Brief.
Pull out every line with the word "orilla" from the entries below.

---------- Given data ----------

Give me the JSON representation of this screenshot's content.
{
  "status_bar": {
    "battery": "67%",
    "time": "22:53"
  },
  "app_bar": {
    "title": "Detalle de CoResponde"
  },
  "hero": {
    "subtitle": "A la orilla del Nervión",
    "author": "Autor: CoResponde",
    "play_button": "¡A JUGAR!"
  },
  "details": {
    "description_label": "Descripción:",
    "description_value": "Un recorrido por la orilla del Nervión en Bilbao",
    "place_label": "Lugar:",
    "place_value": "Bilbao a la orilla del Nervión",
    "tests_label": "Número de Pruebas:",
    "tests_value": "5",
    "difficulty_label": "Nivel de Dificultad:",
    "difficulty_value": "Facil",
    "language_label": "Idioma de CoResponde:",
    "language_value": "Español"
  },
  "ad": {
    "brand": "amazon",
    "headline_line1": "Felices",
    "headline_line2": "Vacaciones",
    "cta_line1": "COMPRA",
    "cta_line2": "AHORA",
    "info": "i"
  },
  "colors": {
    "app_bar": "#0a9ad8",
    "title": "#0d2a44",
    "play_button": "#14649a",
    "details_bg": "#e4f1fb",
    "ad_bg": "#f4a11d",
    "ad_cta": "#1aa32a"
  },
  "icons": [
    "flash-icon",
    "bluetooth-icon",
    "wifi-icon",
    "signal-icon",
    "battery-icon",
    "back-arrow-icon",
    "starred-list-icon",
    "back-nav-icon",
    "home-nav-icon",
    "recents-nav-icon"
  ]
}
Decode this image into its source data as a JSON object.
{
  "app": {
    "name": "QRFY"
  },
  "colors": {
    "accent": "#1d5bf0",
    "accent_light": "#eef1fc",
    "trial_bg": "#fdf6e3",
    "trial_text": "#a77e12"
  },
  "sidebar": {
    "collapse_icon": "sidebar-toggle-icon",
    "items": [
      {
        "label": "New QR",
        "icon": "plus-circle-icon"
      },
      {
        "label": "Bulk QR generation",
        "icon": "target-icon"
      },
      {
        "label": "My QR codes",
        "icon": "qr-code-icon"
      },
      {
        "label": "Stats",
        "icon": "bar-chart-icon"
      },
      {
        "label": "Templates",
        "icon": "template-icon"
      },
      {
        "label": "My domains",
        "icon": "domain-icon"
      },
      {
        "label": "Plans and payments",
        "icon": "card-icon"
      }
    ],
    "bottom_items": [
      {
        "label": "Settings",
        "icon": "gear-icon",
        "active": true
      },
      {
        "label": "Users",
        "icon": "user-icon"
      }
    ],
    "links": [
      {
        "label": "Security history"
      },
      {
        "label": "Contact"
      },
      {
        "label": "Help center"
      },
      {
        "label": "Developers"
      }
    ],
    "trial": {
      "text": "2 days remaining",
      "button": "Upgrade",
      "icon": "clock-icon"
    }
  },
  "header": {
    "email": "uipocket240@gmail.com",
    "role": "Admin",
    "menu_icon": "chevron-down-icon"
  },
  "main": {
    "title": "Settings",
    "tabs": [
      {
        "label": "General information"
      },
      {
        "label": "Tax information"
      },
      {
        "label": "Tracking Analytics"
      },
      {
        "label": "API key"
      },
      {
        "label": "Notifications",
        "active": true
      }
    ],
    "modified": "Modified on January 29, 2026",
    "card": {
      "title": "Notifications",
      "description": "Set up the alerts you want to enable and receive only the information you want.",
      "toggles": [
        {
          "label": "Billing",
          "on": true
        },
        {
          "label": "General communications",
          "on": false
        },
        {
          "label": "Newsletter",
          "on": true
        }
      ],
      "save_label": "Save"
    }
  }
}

----------

Answer to this exercise.
    "subtitle": "A la orilla del Nervión",
    "description_value": "Un recorrido por la orilla del Nervión en Bilbao",
    "place_value": "Bilbao a la orilla del Nervión",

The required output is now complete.